• **Problem to work on**
Restate the material verbatim, every line included.

• **Data for processing**
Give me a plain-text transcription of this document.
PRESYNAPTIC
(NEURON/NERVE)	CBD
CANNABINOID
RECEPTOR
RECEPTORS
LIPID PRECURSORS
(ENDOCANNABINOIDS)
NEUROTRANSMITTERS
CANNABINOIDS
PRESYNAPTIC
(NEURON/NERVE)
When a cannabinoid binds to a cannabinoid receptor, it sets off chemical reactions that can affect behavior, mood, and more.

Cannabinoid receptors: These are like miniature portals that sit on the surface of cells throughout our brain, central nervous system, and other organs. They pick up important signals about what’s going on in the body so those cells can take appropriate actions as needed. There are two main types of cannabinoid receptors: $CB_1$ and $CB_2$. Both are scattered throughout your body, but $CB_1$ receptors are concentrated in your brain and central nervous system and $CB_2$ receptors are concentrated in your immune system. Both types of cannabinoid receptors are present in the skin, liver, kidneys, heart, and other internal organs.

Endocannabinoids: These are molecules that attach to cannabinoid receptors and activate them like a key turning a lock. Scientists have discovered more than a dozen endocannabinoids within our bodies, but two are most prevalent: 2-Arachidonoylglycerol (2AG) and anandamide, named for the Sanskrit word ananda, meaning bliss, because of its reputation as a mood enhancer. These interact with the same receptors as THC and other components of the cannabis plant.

• **Exercise output**
Give me a plain-text transcription of this document.
PRESYNAPTIC
(NEURON/NERVE)	CBD
CANNABINOID
RECEPTOR
RECEPTORS
LIPID PRECURSORS
(ENDOCANNABINOIDS)
NEUROTRANSMITTERS
CANNABINOIDS
PRESYNAPTIC
(NEURON/NERVE)
When a cannabinoid binds to a cannabinoid receptor, it sets off chemical reactions that can affect behavior, mood, and more.

Cannabinoid receptors: These are like miniature portals that sit on the surface of cells throughout our brain, central nervous system, and other organs. They pick up important signals about what’s going on in the body so those cells can take appropriate actions as needed. There are two main types of cannabinoid receptors: $CB_1$ and $CB_2$. Both are scattered throughout your body, but $CB_1$ receptors are concentrated in your brain and central nervous system and $CB_2$ receptors are concentrated in your immune system. Both types of cannabinoid receptors are present in the skin, liver, kidneys, heart, and other internal organs.

Endocannabinoids: These are molecules that attach to cannabinoid receptors and activate them like a key turning a lock. Scientists have discovered more than a dozen endocannabinoids within our bodies, but two are most prevalent: 2-Arachidonoylglycerol (2AG) and anandamide, named for the Sanskrit word ananda, meaning bliss, because of its reputation as a mood enhancer. These interact with the same receptors as THC and other components of the cannabis plant.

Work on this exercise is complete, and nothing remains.